[start of SELECTION]

Tuesday, March 8, 2016

3-element Coil-loaded Yagi for 40 Meters

The all time top 3 posts on this blog are designs for 40 meter wire yagis. In retrospect this is understandable. On 20 meter and above a rotatable yagi is within the reach of most hams. Below that it is not. Wire yagis are an economical and effective way to get a boost on 40 meters for DXing and contesting. From personal experience I know they can work very well indeed.

But now I am looking to join the minority with a 3-element rotatable yagi for 40 meters. The XM240 I have in storage is only part of my future plans. I also want something with better gain and performance across the band. I have the tower and the rotator to make this possible. Since a full size yagi is so challenging I am exploring 3-element yagis with shortened elements. The quest is to find how close we can come in performance. I am certainly not the first!

Selecting a shortening mechanism

There are a few ways to shorten dipoles and yagi elements. We can use one or more to meet our design objectives.
  • Loading coils
  • Capacity hats
  • Linear loading
  • Traps
  • Bending the elements
When yagi elements are electrically shortened the antenna can be a nightmare to tune. It is no surprise that most hams who want such an antenna will opt to buy rather than design and build. There is something to be said for paying someone else for doing the heavy lifting.

On the other hand there may be a lingering suspicion that the compromises in a commercial design may be greater than advertised. Too often these products focus on low SWR rather than gain. The former is easier for the customer to observe, plus it makes operating more convenient.

This should not be taken as a smear against commercial products, many of which do measure up very well. In my quest for a larger rotatable yagi for 40 meters it is only natural that I would try to design something suitable before making the decision to buy or build, or to choose a full-size yagi. The knowledge gained is worthwhile no matter the outcome.

For example, the Cushcraft XM240 uses coils and capacity hats. Moxon rectangles bend the elements, and may even use loading coils. What they all have in common is that gain must be compromised, whether by inefficiency (loss) or reduced aperture. SWR bandwidth is often reduced as well because shorter elements can have lower radiation resistance.

The capacity hats in the XM240 are small and therefore have only a modest impact on shortening. Their advantage may be more about increasing element coupling to raise feed point impedance and improve F/B. But I haven't studies this closely other than simplified computer models. Those capacity hats are vulnerable when working on the antenna, so there had better be some performance benefit!

Loading coils must be high Q to keep loss low in a yagi, which means large, and large means increased wind and ice loading, and risk of breakage. Linear loading has similar efficiency challenges, and with greater vulnerability to ice. Traps are like coils with respect to loss, with the further disadvantage of not reducing element length all that much. Do it if you feel you must have a huge multi-band yagi (such as for 30 and 40). It will be challenging to design, build and tune. This won't be the first time I've linked to VE6WZ's site for high Q coil construction. Have a look if this style of yagi interests you since it's a critical component.

[end of SELECTION]

> _WORK TO BE COMPLETED_
Reproduce verbatim the passage of the coil-loaded yagi post that begins at the words "This should not" and stops after "lower radiation resistance.".

[start of ITEMS]

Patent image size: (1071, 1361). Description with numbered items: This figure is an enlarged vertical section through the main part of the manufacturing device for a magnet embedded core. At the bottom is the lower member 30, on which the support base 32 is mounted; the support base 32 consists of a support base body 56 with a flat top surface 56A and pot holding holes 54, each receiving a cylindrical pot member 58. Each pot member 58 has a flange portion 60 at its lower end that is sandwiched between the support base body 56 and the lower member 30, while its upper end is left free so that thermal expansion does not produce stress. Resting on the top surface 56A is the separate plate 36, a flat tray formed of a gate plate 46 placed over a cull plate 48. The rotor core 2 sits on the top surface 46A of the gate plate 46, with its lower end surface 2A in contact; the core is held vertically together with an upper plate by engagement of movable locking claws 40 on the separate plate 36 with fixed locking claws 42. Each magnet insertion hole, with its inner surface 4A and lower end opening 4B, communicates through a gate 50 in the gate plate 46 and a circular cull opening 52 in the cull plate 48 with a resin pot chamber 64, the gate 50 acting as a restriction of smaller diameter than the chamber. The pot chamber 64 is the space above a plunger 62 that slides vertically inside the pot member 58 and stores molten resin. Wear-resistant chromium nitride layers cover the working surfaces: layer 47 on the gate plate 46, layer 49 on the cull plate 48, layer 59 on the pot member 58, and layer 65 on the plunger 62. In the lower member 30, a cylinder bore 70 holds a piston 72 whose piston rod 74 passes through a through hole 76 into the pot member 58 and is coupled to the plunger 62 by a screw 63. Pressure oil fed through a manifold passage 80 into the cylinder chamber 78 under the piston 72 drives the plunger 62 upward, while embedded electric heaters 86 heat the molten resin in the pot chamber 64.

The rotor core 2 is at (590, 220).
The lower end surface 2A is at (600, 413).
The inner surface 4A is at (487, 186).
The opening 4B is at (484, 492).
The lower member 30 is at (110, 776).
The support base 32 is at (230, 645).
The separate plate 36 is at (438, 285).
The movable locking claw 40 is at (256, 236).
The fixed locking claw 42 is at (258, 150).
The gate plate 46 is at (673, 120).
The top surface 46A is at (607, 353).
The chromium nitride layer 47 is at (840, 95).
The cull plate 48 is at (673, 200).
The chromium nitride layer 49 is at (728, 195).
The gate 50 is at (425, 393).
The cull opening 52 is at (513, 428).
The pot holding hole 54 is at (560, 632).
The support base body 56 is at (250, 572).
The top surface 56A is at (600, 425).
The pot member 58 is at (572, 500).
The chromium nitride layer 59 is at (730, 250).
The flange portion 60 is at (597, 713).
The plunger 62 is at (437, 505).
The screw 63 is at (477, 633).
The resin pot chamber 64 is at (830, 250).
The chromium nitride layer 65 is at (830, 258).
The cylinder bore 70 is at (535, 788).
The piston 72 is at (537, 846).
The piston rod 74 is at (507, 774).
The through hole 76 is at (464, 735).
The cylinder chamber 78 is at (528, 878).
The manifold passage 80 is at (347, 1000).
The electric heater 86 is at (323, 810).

[end of ITEMS]

> _RESULT_
This should not be taken as a smear against commercial products, many of which do measure up very well. In my quest for a larger rotatable yagi for 40 meters it is only natural that I would try to design something suitable before making the decision to buy or build, or to choose a full-size yagi. The knowledge gained is worthwhile no matter the outcome.

For example, the Cushcraft XM240 uses coils and capacity hats. Moxon rectangles bend the elements, and may even use loading coils. What they all have in common is that gain must be compromised, whether by inefficiency (loss) or reduced aperture. SWR bandwidth is often reduced as well because shorter elements can have lower radiation resistance.